(Rows from a dataset)
=====
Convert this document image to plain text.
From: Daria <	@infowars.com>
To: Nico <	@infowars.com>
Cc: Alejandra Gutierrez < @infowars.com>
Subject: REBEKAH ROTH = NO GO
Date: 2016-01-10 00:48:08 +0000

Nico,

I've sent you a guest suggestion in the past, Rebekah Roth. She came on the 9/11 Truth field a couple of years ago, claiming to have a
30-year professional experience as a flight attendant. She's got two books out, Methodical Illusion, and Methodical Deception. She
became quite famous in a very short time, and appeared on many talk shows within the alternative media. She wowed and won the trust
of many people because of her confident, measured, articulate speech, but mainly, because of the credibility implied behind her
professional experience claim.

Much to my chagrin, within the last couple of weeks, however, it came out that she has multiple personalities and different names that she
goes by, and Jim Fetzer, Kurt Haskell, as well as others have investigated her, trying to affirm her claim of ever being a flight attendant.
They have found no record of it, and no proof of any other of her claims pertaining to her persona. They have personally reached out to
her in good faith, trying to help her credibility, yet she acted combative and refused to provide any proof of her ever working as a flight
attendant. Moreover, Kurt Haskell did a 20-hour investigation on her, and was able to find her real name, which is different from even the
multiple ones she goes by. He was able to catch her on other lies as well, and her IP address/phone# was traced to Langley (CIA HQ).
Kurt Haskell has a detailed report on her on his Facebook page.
=====
== Written exercise ==
Reply with one number only: the count of lines in the entries that contain "infowars".

== Response to the exercise ==
3